(Исходный текст):
--------------------------------
Вышел уже 3 декабря: зима, морозы.
Честно говоря, я не думал, что меня выпустят. Было 2 рапорта, что я, якобы, режим нарушал. На зоне такие рапорты, если надо пятнашку продлить, – дело обычное. Но в этот раз пронесло.
Оказывается, от жены пришло много жалоб по поводу моего здоровья, пишут и из-за границы (телеграммы, письма) - в результате на зоне ожидается комиссия. Ну, конечно, суета, небольшой переполох.
Мне на всякий случай дали диету, назначили лечение и освободили от работы.
Через несколько дней прибывает комиссия из медуправления. Со мной говорили сдержанно, но вежливо. Обещали разобраться. Что здесь сыграло роль – неясно.
Очень уж чуткая была реакция на жалобы жены. Тогда эти жалобы определенно спасли меня от ШИЗО. Как и все заграничные письма и телеграммы.
Но уже тогда исподволь готовился мой новый срок. Интерес к «политическому» на уголовной зоне естественен.
--------------------------------
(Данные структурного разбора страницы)
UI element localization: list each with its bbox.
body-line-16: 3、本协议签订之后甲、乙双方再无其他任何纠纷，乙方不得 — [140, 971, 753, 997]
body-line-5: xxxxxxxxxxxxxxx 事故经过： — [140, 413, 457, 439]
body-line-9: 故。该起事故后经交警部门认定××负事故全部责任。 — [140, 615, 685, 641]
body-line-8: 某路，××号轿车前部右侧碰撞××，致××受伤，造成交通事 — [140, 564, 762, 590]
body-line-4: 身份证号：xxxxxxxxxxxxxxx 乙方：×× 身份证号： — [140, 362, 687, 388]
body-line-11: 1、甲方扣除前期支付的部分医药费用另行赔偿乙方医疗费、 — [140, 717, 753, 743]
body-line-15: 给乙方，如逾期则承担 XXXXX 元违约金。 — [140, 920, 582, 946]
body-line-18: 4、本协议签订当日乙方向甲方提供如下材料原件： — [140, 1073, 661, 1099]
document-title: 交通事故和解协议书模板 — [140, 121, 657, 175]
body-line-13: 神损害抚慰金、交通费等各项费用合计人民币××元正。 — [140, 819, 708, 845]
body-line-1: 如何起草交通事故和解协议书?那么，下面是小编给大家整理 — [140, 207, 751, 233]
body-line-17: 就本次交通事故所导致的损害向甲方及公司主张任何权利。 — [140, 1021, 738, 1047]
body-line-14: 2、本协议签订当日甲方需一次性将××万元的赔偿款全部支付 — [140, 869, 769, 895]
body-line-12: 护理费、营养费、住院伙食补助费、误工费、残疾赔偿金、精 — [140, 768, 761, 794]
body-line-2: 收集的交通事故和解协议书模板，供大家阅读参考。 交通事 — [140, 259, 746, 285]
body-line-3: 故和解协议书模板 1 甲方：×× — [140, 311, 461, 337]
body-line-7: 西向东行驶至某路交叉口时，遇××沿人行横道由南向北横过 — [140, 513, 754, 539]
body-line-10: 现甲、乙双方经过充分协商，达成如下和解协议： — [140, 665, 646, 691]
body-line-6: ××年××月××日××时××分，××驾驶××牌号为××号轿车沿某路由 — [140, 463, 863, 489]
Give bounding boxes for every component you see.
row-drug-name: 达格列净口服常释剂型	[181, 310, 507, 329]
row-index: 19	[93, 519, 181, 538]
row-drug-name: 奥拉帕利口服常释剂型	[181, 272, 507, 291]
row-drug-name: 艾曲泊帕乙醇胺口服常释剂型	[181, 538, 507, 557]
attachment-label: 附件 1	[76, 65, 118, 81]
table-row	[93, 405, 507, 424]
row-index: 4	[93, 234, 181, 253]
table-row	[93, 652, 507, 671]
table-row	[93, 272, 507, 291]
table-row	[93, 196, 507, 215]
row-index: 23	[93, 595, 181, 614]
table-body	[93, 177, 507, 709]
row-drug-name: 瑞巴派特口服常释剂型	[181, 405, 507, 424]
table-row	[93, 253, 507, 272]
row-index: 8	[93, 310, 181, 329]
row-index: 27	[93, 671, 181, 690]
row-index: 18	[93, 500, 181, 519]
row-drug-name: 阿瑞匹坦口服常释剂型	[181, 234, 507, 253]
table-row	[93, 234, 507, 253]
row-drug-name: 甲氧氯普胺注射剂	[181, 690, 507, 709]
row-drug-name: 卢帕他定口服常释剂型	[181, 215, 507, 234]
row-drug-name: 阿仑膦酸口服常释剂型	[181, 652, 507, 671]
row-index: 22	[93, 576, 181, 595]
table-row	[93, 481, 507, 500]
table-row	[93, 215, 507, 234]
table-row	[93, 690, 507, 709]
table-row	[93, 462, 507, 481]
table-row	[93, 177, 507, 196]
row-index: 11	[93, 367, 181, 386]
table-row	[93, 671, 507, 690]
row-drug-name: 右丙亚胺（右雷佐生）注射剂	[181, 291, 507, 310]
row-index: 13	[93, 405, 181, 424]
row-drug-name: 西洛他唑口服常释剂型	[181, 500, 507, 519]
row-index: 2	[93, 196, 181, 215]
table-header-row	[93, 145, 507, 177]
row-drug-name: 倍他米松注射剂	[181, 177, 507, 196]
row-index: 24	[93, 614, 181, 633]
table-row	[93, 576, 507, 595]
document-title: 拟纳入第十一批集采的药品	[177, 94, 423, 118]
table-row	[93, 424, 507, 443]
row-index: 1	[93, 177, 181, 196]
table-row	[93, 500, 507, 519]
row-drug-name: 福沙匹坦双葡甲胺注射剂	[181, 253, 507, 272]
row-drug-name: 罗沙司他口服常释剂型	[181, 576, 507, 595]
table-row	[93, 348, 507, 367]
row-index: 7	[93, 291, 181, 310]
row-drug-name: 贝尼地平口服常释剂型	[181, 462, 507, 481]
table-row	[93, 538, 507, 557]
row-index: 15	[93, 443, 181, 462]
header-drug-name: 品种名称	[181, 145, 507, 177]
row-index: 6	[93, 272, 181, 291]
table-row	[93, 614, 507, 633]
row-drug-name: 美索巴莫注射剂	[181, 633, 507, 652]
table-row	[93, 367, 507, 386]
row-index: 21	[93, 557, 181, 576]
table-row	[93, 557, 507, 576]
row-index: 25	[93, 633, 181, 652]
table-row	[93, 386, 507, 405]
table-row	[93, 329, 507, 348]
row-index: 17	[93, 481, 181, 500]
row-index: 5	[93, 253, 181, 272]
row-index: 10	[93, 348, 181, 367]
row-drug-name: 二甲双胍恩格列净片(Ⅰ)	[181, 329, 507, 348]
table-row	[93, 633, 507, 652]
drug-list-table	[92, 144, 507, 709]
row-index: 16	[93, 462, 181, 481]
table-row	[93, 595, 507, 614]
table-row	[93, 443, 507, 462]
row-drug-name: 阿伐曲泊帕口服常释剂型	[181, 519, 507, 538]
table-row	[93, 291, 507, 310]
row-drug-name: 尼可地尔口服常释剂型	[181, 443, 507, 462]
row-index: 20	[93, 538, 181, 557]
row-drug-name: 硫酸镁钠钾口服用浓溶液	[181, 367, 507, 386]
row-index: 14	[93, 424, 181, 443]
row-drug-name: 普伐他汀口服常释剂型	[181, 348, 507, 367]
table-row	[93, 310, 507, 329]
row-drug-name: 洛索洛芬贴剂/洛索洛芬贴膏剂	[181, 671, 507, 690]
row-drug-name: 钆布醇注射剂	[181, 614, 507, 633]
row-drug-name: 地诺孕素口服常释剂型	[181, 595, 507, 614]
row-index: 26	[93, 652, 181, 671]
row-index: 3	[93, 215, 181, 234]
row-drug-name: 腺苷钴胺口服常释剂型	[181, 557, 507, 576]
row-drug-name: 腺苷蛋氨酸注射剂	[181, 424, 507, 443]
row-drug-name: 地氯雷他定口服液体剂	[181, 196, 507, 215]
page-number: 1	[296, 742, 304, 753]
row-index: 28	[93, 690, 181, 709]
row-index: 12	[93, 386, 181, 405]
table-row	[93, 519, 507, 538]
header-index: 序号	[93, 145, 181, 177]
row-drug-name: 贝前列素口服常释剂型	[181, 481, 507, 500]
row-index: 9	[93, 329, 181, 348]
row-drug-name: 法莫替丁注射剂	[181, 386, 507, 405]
--------------------------------
(Условие задачи):
Приведите фрагмент исходного текста от слов «Через несколько дней» до слов «уголовной зоне естественен.» включительно, заменив «медуправления» на «министерства здравоохранения».

(Ваш ответ):
Через несколько дней прибывает комиссия из министерства здравоохранения. Со мной говорили сдержанно, но вежливо. Обещали разобраться. Что здесь сыграло роль – неясно.
Очень уж чуткая была реакция на жалобы жены. Тогда эти жалобы определенно спасли меня от ШИЗО. Как и все заграничные письма и телеграммы.
Но уже тогда исподволь готовился мой новый срок. Интерес к «политическому» на уголовной зоне естественен.